**REQUEST:**
Using the listing below, retype only the lines from the line with "What does this" through the end, both ends included, and exclude the pictures.

**RECORDS SUPPLIED:**
— begin —

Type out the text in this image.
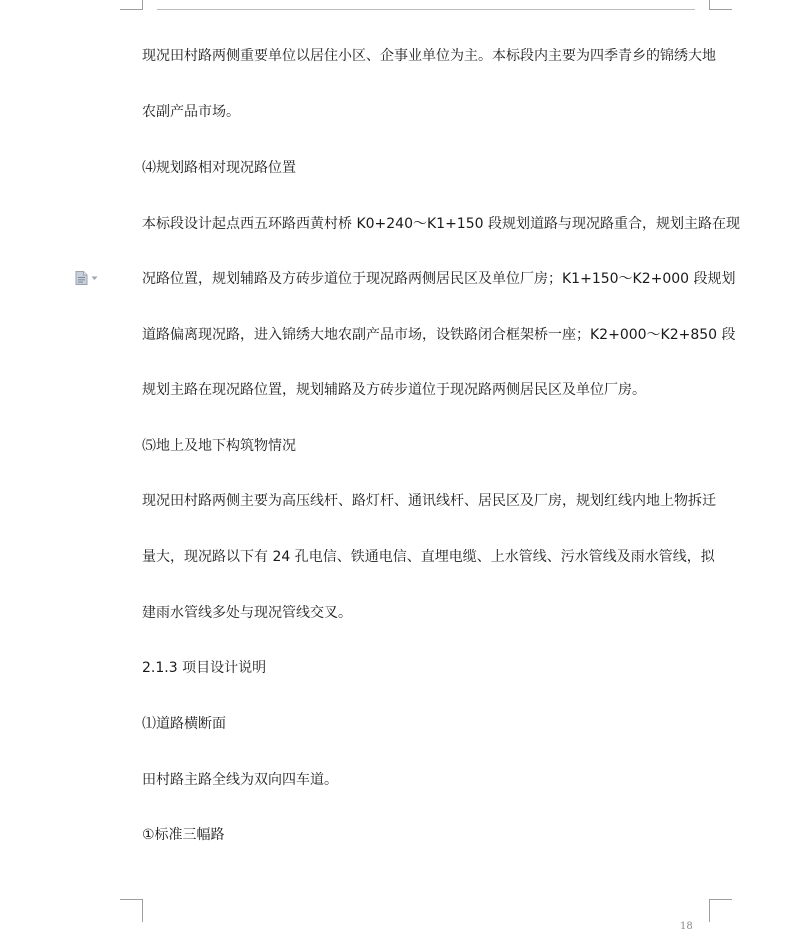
现况田村路两侧重要单位以居住小区、企事业单位为主。本标段内主要为四季青乡的锦绣大地
农副产品市场。
⑷规划路相对现况路位置
本标段设计起点西五环路西黄村桥 K0+240～K1+150 段规划道路与现况路重合，规划主路在现
况路位置，规划辅路及方砖步道位于现况路两侧居民区及单位厂房；K1+150～K2+000 段规划
道路偏离现况路，进入锦绣大地农副产品市场，设铁路闭合框架桥一座；K2+000～K2+850 段
规划主路在现况路位置，规划辅路及方砖步道位于现况路两侧居民区及单位厂房。
⑸地上及地下构筑物情况
现况田村路两侧主要为高压线杆、路灯杆、通讯线杆、居民区及厂房，规划红线内地上物拆迁
量大，现况路以下有 24 孔电信、铁通电信、直埋电缆、上水管线、污水管线及雨水管线，拟
建雨水管线多处与现况管线交叉。
2.1.3 项目设计说明
⑴道路横断面
田村路主路全线为双向四车道。
①标准三幅路
18
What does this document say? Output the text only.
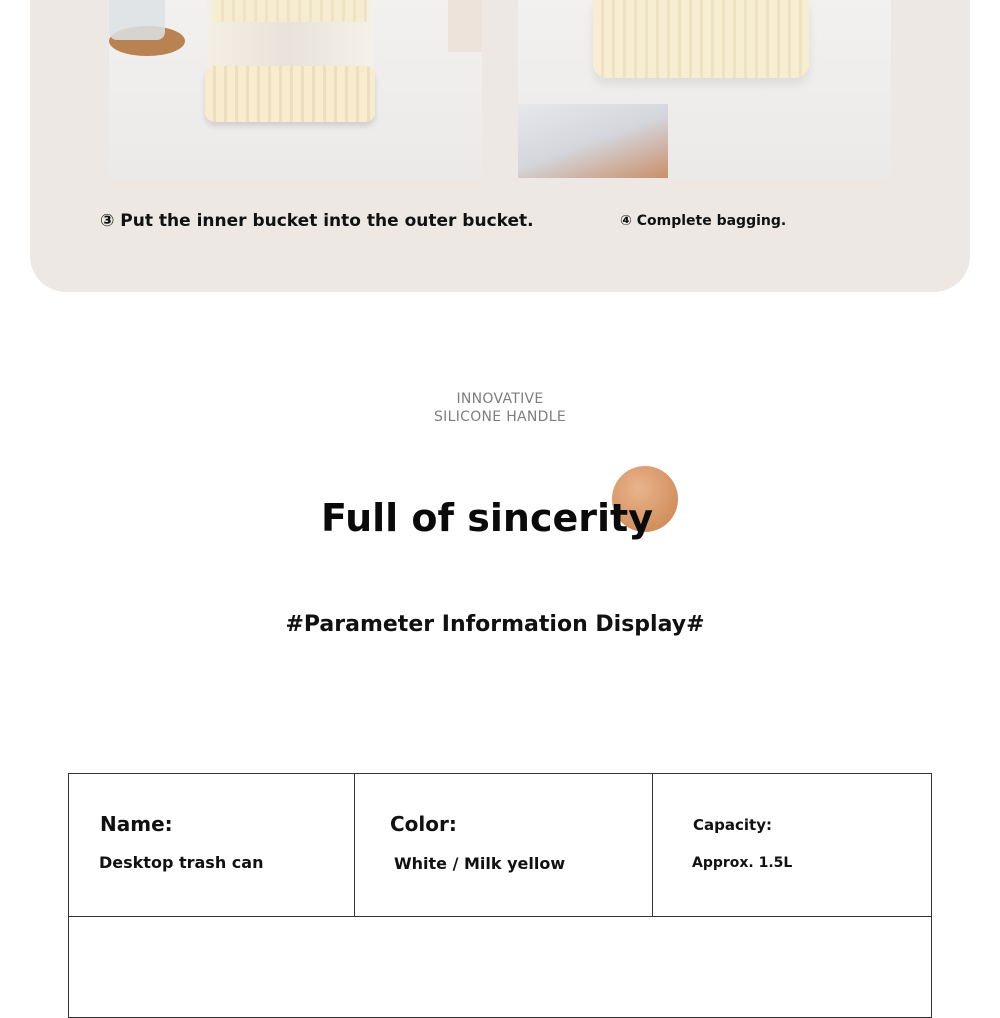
③ Put the inner bucket into the outer bucket.	④ Complete bagging.
INNOVATIVE
SILICONE HANDLE
Full of sincerity
#Parameter Information Display#
Name:
Desktop trash can
Color:
White / Milk yellow
Capacity:
Approx. 1.5L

— end —

**TASK RESULT:**
What does this document say? Output the text only.
③ Put the inner bucket into the outer bucket.	④ Complete bagging.
INNOVATIVE
SILICONE HANDLE
Full of sincerity
#Parameter Information Display#
Name:
Desktop trash can
Color:
White / Milk yellow
Capacity:
Approx. 1.5L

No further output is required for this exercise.